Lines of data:
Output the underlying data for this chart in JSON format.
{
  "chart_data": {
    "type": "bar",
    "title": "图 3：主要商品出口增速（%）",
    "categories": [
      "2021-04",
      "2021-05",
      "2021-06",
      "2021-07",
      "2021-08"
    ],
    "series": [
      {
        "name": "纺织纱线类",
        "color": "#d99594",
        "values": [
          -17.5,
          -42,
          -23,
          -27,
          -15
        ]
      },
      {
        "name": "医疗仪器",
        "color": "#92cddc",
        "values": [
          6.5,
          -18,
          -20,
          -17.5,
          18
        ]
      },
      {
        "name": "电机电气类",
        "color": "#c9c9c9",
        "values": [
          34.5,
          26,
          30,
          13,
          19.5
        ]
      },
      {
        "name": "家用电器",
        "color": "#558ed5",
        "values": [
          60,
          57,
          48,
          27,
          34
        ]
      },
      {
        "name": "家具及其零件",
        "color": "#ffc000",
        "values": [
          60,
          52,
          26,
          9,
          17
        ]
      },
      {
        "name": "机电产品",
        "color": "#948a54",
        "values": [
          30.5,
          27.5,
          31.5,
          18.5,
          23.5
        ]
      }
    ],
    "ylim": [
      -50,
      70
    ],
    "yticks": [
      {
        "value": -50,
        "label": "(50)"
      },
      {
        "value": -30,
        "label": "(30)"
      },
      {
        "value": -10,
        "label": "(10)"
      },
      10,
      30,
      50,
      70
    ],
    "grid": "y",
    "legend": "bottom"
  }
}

Directions:
The lines above should be duplicated exactly.

Completed exercise:
Output the underlying data for this chart in JSON format.
{
  "chart_data": {
    "type": "bar",
    "title": "图 3：主要商品出口增速（%）",
    "categories": [
      "2021-04",
      "2021-05",
      "2021-06",
      "2021-07",
      "2021-08"
    ],
    "series": [
      {
        "name": "纺织纱线类",
        "color": "#d99594",
        "values": [
          -17.5,
          -42,
          -23,
          -27,
          -15
        ]
      },
      {
        "name": "医疗仪器",
        "color": "#92cddc",
        "values": [
          6.5,
          -18,
          -20,
          -17.5,
          18
        ]
      },
      {
        "name": "电机电气类",
        "color": "#c9c9c9",
        "values": [
          34.5,
          26,
          30,
          13,
          19.5
        ]
      },
      {
        "name": "家用电器",
        "color": "#558ed5",
        "values": [
          60,
          57,
          48,
          27,
          34
        ]
      },
      {
        "name": "家具及其零件",
        "color": "#ffc000",
        "values": [
          60,
          52,
          26,
          9,
          17
        ]
      },
      {
        "name": "机电产品",
        "color": "#948a54",
        "values": [
          30.5,
          27.5,
          31.5,
          18.5,
          23.5
        ]
      }
    ],
    "ylim": [
      -50,
      70
    ],
    "yticks": [
      {
        "value": -50,
        "label": "(50)"
      },
      {
        "value": -30,
        "label": "(30)"
      },
      {
        "value": -10,
        "label": "(10)"
      },
      10,
      30,
      50,
      70
    ],
    "grid": "y",
    "legend": "bottom"
  }
}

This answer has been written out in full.